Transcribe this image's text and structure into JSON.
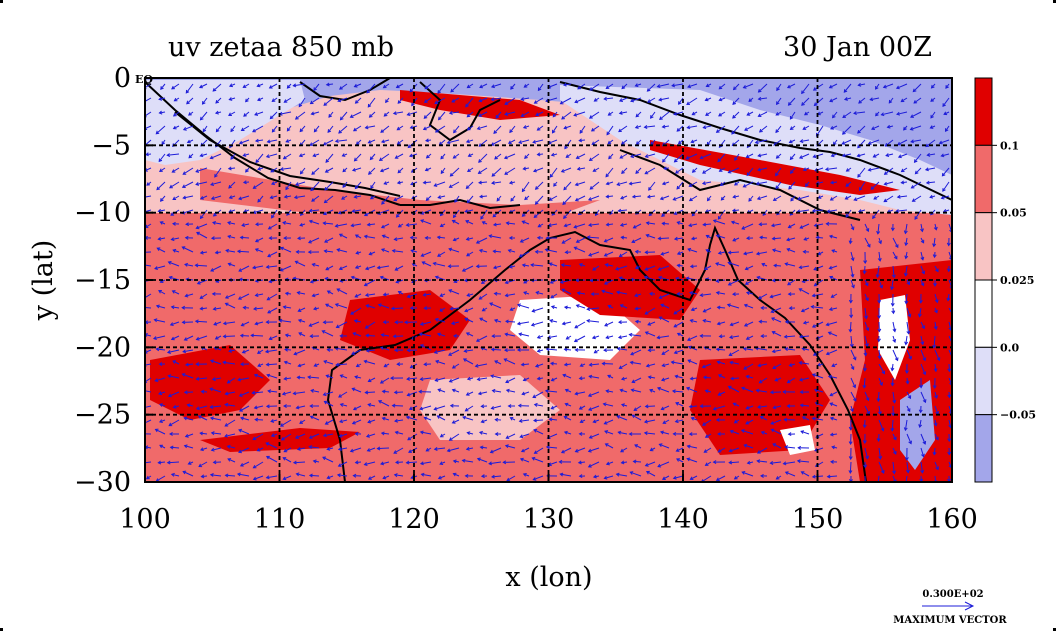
{
  "title": {
    "left": "uv zetaa 850 mb",
    "right": "30 Jan 00Z"
  },
  "axes": {
    "xlabel": "x (lon)",
    "ylabel": "y (lat)",
    "x_ticks": [
      "100",
      "110",
      "120",
      "130",
      "140",
      "150",
      "160"
    ],
    "y_ticks": [
      "0",
      "−5",
      "−10",
      "−15",
      "−20",
      "−25",
      "−30"
    ],
    "y_zero_suffix": "EQ",
    "xlim": [
      100,
      160
    ],
    "ylim": [
      -30,
      0
    ]
  },
  "colorbar": {
    "labels": [
      "0.1",
      "0.05",
      "0.025",
      "0.0",
      "−0.05"
    ],
    "colors": [
      "#e00000",
      "#f06a6a",
      "#f8c4c4",
      "#ffffff",
      "#dedef8",
      "#a3a6ea"
    ]
  },
  "vector_key": {
    "magnitude": "0.300E+02",
    "caption": "MAXIMUM VECTOR"
  },
  "colors": {
    "vector": "#1c1cd8",
    "coast": "#000000",
    "grid": "#000000"
  }
}
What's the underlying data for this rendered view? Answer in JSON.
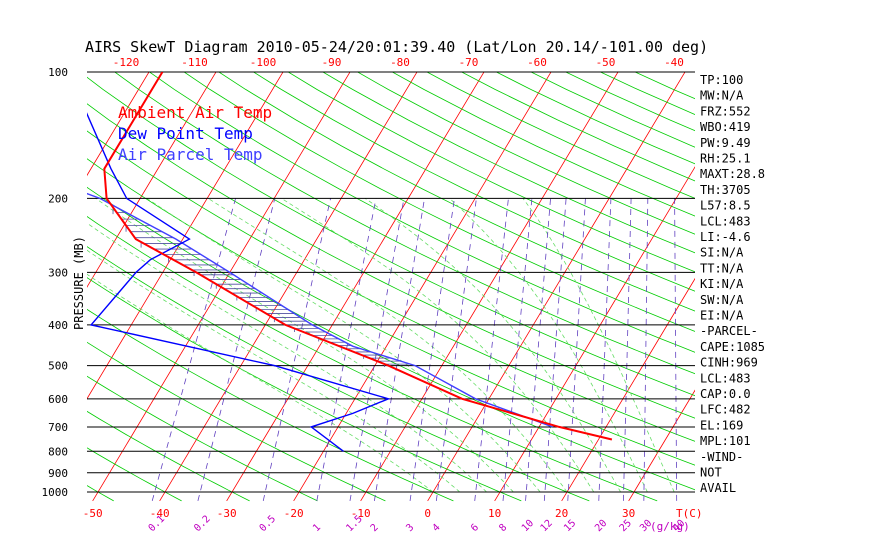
{
  "chart_data": {
    "type": "line",
    "title": "AIRS SkewT Diagram 2010-05-24/20:01:39.40 (Lat/Lon 20.14/-101.00 deg)",
    "ylabel": "PRESSURE (MB)",
    "temp_unit_label": "T(C)",
    "mixing_unit_label": "(g/kg)",
    "pressure_ticks": [
      100,
      200,
      300,
      400,
      500,
      600,
      700,
      800,
      900,
      1000
    ],
    "bottom_temp_ticks": [
      "-50",
      "-40",
      "-30",
      "-20",
      "-10",
      "0",
      "10",
      "20",
      "30"
    ],
    "top_temp_ticks": [
      "-120",
      "-110",
      "-100",
      "-90",
      "-80",
      "-70",
      "-60",
      "-50",
      "-40"
    ],
    "mixing_ratio_ticks": [
      "0.1",
      "0.2",
      "0.5",
      "1",
      "1.5",
      "2",
      "3",
      "4",
      "6",
      "8",
      "10",
      "12",
      "15",
      "20",
      "25",
      "30",
      "40"
    ],
    "legend": [
      {
        "label": "Ambient Air Temp",
        "color": "#ff0000"
      },
      {
        "label": "Dew Point Temp",
        "color": "#0000ff"
      },
      {
        "label": "Air Parcel Temp",
        "color": "#4040ff"
      }
    ],
    "series": [
      {
        "name": "Ambient Air Temp",
        "color": "#ff0000",
        "points": [
          [
            100,
            -78
          ],
          [
            170,
            -78
          ],
          [
            200,
            -75
          ],
          [
            250,
            -67
          ],
          [
            300,
            -55
          ],
          [
            400,
            -37
          ],
          [
            500,
            -18
          ],
          [
            600,
            -4
          ],
          [
            700,
            13
          ],
          [
            750,
            22
          ]
        ]
      },
      {
        "name": "Dew Point Temp",
        "color": "#0000ff",
        "points": [
          [
            100,
            -92
          ],
          [
            170,
            -77
          ],
          [
            200,
            -72
          ],
          [
            250,
            -59
          ],
          [
            280,
            -63
          ],
          [
            300,
            -64
          ],
          [
            400,
            -66
          ],
          [
            500,
            -35
          ],
          [
            600,
            -15
          ],
          [
            650,
            -19
          ],
          [
            700,
            -24
          ],
          [
            800,
            -17
          ]
        ]
      },
      {
        "name": "Air Parcel Temp",
        "color": "#4040ff",
        "points": [
          [
            100,
            -128
          ],
          [
            150,
            -102
          ],
          [
            200,
            -76
          ],
          [
            250,
            -61
          ],
          [
            300,
            -50
          ],
          [
            400,
            -33
          ],
          [
            450,
            -25
          ],
          [
            500,
            -14
          ],
          [
            600,
            -2
          ],
          [
            700,
            12
          ]
        ]
      }
    ],
    "indices": [
      "TP:100",
      "MW:N/A",
      "FRZ:552",
      "WBO:419",
      "PW:9.49",
      "RH:25.1",
      "MAXT:28.8",
      "TH:3705",
      "L57:8.5",
      "LCL:483",
      "LI:-4.6",
      "SI:N/A",
      "TT:N/A",
      "KI:N/A",
      "SW:N/A",
      "EI:N/A",
      "-PARCEL-",
      "CAPE:1085",
      "CINH:969",
      "LCL:483",
      "CAP:0.0",
      "LFC:482",
      "EL:169",
      "MPL:101",
      "-WIND-",
      "NOT",
      "AVAIL"
    ],
    "colors": {
      "isotherm": "#ff0000",
      "dry_adiabat": "#00cc00",
      "moist_adiabat": "#66dd66",
      "mixing_ratio": "#6040c0",
      "isobar": "#000000",
      "tick_text": "#ff0000",
      "mixing_text": "#c000c0"
    }
  }
}
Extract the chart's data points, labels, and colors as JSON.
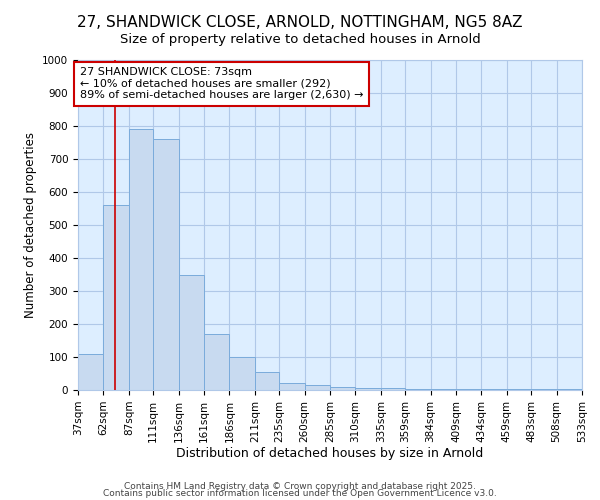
{
  "title1": "27, SHANDWICK CLOSE, ARNOLD, NOTTINGHAM, NG5 8AZ",
  "title2": "Size of property relative to detached houses in Arnold",
  "xlabel": "Distribution of detached houses by size in Arnold",
  "ylabel": "Number of detached properties",
  "bin_edges": [
    37,
    62,
    87,
    111,
    136,
    161,
    186,
    211,
    235,
    260,
    285,
    310,
    335,
    359,
    384,
    409,
    434,
    459,
    483,
    508,
    533
  ],
  "bar_heights": [
    110,
    560,
    790,
    760,
    350,
    170,
    100,
    55,
    20,
    15,
    10,
    5,
    5,
    2,
    2,
    2,
    2,
    2,
    2,
    2
  ],
  "bar_color": "#c8daf0",
  "bar_edge_color": "#7aabdb",
  "property_line_x": 73,
  "property_line_color": "#cc0000",
  "ylim": [
    0,
    1000
  ],
  "yticks": [
    0,
    100,
    200,
    300,
    400,
    500,
    600,
    700,
    800,
    900,
    1000
  ],
  "annotation_text": "27 SHANDWICK CLOSE: 73sqm\n← 10% of detached houses are smaller (292)\n89% of semi-detached houses are larger (2,630) →",
  "annotation_box_facecolor": "#ffffff",
  "annotation_box_edgecolor": "#cc0000",
  "footer_text1": "Contains HM Land Registry data © Crown copyright and database right 2025.",
  "footer_text2": "Contains public sector information licensed under the Open Government Licence v3.0.",
  "plot_bg_color": "#ddeeff",
  "fig_bg_color": "#ffffff",
  "grid_color": "#b0c8e8",
  "title1_fontsize": 11,
  "title2_fontsize": 9.5,
  "xlabel_fontsize": 9,
  "ylabel_fontsize": 8.5,
  "tick_fontsize": 7.5,
  "annotation_fontsize": 8,
  "footer_fontsize": 6.5
}
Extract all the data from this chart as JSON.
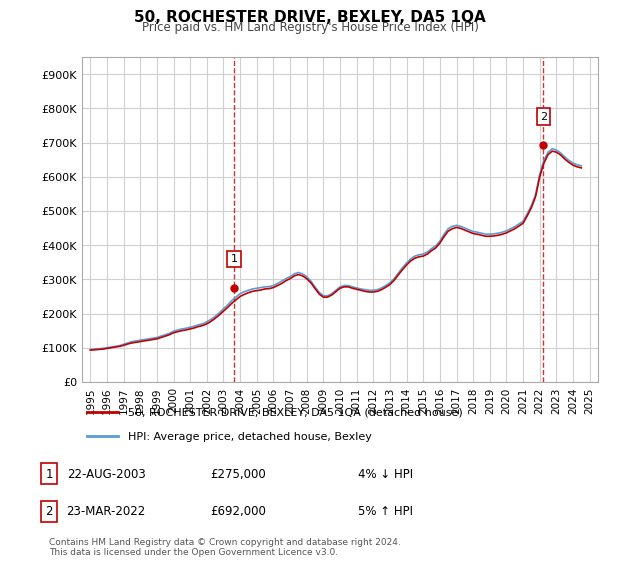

PROBLEM: Using the data above, copy each line that contains "houses".

REPLY TO THE EXERCISE:
  "title2": "Size of property relative to detached houses in Arnold",
  "xlabel": "Distribution of detached houses by size in Arnold",
  "annotation_text": "27 SHANDWICK CLOSE: 73sqm\n← 10% of detached houses are smaller (292)\n89% of semi-detached houses are larger (2,630) →",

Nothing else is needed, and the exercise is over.